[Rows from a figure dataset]

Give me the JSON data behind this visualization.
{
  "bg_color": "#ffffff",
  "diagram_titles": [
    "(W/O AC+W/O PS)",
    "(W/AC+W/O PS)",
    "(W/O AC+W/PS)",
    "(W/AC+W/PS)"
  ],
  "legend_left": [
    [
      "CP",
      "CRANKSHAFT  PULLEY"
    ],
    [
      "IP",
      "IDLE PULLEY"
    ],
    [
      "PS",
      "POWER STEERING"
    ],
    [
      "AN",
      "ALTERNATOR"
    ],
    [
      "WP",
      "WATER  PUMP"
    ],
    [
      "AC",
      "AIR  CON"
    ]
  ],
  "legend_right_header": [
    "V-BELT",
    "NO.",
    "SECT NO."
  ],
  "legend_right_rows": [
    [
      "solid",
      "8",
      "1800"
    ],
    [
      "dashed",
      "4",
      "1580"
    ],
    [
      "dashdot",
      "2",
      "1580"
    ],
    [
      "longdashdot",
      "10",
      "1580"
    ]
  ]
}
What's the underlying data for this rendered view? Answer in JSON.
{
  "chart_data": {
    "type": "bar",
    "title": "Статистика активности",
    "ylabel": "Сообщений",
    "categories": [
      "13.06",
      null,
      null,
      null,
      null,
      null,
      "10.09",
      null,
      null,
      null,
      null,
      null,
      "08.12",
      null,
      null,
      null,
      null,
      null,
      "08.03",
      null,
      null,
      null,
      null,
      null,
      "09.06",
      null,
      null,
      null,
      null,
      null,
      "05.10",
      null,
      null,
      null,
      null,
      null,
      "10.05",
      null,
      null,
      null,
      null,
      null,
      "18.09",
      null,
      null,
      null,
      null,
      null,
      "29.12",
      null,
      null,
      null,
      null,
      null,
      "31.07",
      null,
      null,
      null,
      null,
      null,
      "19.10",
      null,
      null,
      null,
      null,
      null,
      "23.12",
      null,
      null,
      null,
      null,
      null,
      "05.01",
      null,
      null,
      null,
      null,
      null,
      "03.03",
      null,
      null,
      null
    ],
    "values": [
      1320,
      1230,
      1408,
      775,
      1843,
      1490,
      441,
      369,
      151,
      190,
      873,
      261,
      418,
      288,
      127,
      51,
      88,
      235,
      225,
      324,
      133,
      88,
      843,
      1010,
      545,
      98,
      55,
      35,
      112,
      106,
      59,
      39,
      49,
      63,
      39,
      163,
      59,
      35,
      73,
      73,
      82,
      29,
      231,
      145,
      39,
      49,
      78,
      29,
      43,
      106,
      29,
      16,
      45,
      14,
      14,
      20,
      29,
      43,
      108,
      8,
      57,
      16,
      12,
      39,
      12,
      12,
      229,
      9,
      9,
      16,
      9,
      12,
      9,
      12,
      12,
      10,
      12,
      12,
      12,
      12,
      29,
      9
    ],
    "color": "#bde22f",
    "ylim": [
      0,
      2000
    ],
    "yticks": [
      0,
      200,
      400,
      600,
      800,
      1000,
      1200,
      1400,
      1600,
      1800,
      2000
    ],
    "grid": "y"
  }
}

Problem to work on
Pull out and copy each line containing the string "JSON".

Response to the exercise
Give me the JSON data behind this visualization.
What's the underlying data for this rendered view? Answer in JSON.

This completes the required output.